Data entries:

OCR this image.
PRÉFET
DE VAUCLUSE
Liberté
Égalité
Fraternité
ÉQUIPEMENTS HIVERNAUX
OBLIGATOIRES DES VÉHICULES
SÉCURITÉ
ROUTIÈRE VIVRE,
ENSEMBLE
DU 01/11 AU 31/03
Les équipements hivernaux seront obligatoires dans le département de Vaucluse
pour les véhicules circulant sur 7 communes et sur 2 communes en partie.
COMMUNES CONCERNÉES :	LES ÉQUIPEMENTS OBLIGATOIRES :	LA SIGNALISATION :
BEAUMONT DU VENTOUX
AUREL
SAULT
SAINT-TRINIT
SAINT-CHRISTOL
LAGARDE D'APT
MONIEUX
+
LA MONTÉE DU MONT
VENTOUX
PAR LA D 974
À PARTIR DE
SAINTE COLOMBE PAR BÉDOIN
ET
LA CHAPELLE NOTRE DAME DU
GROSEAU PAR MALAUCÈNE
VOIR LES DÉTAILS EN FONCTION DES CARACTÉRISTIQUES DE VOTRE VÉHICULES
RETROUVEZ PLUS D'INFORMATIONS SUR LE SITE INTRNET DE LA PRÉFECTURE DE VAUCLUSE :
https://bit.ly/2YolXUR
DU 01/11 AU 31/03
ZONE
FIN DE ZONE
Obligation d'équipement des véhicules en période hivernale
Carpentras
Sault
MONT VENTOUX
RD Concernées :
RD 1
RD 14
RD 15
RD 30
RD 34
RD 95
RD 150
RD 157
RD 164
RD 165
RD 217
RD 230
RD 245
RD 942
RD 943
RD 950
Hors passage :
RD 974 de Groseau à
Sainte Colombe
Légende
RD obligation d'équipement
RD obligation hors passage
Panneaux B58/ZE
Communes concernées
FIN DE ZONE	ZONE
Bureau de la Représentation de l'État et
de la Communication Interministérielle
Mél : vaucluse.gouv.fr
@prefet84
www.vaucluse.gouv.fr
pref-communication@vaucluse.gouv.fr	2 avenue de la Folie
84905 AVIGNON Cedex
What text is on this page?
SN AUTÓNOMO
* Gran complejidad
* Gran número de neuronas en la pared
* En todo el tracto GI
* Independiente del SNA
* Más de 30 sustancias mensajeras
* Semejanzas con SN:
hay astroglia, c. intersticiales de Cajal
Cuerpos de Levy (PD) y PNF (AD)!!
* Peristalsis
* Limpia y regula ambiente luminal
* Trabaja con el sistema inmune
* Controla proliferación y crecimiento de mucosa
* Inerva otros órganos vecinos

■ **WRITTEN TASK**
The entries above must be returned in full, exactly as shown.

■ **FULL ANSWER**
OCR this image.
PRÉFET
DE VAUCLUSE
Liberté
Égalité
Fraternité
ÉQUIPEMENTS HIVERNAUX
OBLIGATOIRES DES VÉHICULES
SÉCURITÉ
ROUTIÈRE VIVRE,
ENSEMBLE
DU 01/11 AU 31/03
Les équipements hivernaux seront obligatoires dans le département de Vaucluse
pour les véhicules circulant sur 7 communes et sur 2 communes en partie.
COMMUNES CONCERNÉES :	LES ÉQUIPEMENTS OBLIGATOIRES :	LA SIGNALISATION :
BEAUMONT DU VENTOUX
AUREL
SAULT
SAINT-TRINIT
SAINT-CHRISTOL
LAGARDE D'APT
MONIEUX
+
LA MONTÉE DU MONT
VENTOUX
PAR LA D 974
À PARTIR DE
SAINTE COLOMBE PAR BÉDOIN
ET
LA CHAPELLE NOTRE DAME DU
GROSEAU PAR MALAUCÈNE
VOIR LES DÉTAILS EN FONCTION DES CARACTÉRISTIQUES DE VOTRE VÉHICULES
RETROUVEZ PLUS D'INFORMATIONS SUR LE SITE INTRNET DE LA PRÉFECTURE DE VAUCLUSE :
https://bit.ly/2YolXUR
DU 01/11 AU 31/03
ZONE
FIN DE ZONE
Obligation d'équipement des véhicules en période hivernale
Carpentras
Sault
MONT VENTOUX
RD Concernées :
RD 1
RD 14
RD 15
RD 30
RD 34
RD 95
RD 150
RD 157
RD 164
RD 165
RD 217
RD 230
RD 245
RD 942
RD 943
RD 950
Hors passage :
RD 974 de Groseau à
Sainte Colombe
Légende
RD obligation d'équipement
RD obligation hors passage
Panneaux B58/ZE
Communes concernées
FIN DE ZONE	ZONE
Bureau de la Représentation de l'État et
de la Communication Interministérielle
Mél : vaucluse.gouv.fr
@prefet84
www.vaucluse.gouv.fr
pref-communication@vaucluse.gouv.fr	2 avenue de la Folie
84905 AVIGNON Cedex
What text is on this page?
SN AUTÓNOMO
* Gran complejidad
* Gran número de neuronas en la pared
* En todo el tracto GI
* Independiente del SNA
* Más de 30 sustancias mensajeras
* Semejanzas con SN:
hay astroglia, c. intersticiales de Cajal
Cuerpos de Levy (PD) y PNF (AD)!!
* Peristalsis
* Limpia y regula ambiente luminal
* Trabaja con el sistema inmune
* Controla proliferación y crecimiento de mucosa
* Inerva otros órganos vecinos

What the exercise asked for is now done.